Begin Excerpted passage
It’s back-to-school season and parents are rushing to get their children the latest collection of schoolbags. I was talking to one of my friends and she said kids in her family got a new school bag every single semester to get them motivated about school. It got me thinking on how materialism gets ingrained in us from such a young age.

Society says this is what success should look like; it starts with Kipling schoolbags, upgrades to Burberry clothes and Louis Vuitton shoes, then the Porsche Cayenne rolls into the garage of a huge mansion over acres of sprawling green land.

One question though; how is success supposed to feel? By the time we’re aiming for those Burberry clothes, I’m not sure any of us really knows.

Schools are good at building your intellectual self, but when it comes your social and emotional self, it fails miserably. The system tries to help by throwing you into classrooms with other students and telling you to figure everything out yourself. There will be those who will thrive in social conditions, and then there’ll be those who will simply survive *cough*cough*.
End Excerpted passage
Set problem 1
Write out the essay on back-to-school materialism word for word, from "Society says this" up to and including "us really knows.".
Set problem 2
In the essay on back-to-school materialism, how often did the kids in the friend's family get a new school bag?
The records that come next play no part in this work.
Begin Information given
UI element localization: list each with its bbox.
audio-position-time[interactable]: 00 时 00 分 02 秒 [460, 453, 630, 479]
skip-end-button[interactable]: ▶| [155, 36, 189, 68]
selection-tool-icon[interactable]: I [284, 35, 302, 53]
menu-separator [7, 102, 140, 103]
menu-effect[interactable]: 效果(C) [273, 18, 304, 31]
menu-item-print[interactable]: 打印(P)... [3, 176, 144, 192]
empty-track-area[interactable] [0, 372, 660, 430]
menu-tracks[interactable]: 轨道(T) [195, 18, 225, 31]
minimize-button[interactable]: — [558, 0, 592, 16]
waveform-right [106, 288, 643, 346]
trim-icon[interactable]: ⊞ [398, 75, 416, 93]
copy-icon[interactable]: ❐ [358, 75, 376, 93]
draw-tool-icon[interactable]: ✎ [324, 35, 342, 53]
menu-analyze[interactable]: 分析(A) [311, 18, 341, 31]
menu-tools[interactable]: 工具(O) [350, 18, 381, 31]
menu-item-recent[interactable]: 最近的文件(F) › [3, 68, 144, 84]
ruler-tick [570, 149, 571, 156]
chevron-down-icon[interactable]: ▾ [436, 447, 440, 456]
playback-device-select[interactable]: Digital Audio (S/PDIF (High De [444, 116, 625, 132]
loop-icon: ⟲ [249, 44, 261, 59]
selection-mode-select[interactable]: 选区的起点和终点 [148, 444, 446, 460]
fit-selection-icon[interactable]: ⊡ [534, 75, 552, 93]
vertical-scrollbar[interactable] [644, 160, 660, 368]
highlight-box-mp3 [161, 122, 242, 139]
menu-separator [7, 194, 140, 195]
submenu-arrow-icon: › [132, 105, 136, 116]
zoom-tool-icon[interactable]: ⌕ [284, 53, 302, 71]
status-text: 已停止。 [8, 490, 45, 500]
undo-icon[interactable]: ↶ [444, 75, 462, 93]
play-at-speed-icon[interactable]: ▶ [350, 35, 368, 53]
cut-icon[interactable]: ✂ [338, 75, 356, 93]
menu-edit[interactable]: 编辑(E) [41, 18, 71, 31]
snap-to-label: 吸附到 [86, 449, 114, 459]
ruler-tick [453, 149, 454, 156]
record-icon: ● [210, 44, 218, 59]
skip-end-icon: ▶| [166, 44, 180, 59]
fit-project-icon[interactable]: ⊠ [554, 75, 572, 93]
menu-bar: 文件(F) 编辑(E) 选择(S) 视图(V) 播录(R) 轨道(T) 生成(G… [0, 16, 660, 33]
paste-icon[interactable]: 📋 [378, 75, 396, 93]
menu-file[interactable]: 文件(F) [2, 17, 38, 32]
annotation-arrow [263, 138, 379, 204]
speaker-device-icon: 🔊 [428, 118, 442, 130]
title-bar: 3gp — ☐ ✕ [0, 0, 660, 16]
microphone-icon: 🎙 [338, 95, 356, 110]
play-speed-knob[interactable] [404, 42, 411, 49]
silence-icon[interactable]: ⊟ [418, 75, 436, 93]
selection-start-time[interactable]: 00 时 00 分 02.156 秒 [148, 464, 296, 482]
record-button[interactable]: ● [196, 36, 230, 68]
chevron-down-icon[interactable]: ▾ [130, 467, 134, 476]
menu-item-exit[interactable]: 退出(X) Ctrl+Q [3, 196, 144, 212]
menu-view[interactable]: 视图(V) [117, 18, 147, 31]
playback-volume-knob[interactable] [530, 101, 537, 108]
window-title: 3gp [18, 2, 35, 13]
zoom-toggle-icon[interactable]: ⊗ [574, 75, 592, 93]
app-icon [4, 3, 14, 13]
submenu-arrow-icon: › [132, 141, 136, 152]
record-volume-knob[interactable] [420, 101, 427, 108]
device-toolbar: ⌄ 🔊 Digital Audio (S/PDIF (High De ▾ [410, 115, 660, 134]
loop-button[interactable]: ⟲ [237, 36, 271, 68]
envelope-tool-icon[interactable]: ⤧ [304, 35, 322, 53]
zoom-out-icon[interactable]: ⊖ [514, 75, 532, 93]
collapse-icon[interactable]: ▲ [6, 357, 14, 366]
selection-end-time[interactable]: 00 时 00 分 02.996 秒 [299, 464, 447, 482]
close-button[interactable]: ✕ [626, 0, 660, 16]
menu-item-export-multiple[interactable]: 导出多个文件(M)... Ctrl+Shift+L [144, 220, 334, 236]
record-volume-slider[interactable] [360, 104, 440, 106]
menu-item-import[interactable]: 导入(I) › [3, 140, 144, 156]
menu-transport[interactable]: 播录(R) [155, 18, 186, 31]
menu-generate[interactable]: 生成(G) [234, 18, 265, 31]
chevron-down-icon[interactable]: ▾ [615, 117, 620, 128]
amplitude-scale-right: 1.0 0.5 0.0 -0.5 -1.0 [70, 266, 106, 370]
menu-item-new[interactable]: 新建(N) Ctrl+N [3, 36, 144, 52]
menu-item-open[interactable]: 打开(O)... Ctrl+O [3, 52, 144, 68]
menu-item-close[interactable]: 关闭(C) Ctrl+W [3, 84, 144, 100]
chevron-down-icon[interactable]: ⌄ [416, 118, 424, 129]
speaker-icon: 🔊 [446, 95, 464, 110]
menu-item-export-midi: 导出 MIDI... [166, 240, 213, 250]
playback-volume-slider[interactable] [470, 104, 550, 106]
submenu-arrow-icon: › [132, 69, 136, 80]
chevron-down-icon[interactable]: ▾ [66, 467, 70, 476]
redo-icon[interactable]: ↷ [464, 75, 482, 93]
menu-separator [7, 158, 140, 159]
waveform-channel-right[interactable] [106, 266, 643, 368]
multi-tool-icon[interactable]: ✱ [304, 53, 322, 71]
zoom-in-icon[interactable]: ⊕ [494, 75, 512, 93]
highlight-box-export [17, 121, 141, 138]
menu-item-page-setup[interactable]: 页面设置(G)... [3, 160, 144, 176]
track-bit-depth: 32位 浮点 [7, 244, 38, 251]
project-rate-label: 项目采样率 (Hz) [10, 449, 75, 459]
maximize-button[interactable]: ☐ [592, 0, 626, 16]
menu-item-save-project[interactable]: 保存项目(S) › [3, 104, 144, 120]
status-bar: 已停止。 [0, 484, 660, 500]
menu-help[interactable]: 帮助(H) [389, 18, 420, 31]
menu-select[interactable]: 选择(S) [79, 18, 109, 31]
End Information given
Task output 1
Society says this is what success should look like; it starts with Kipling schoolbags, upgrades to Burberry clothes and Louis Vuitton shoes, then the Porsche Cayenne rolls into the garage of a huge mansion over acres of sprawling green land.

One question though; how is success supposed to feel? By the time we’re aiming for those Burberry clothes, I’m not sure any of us really knows.

Task output 2
Every single semester.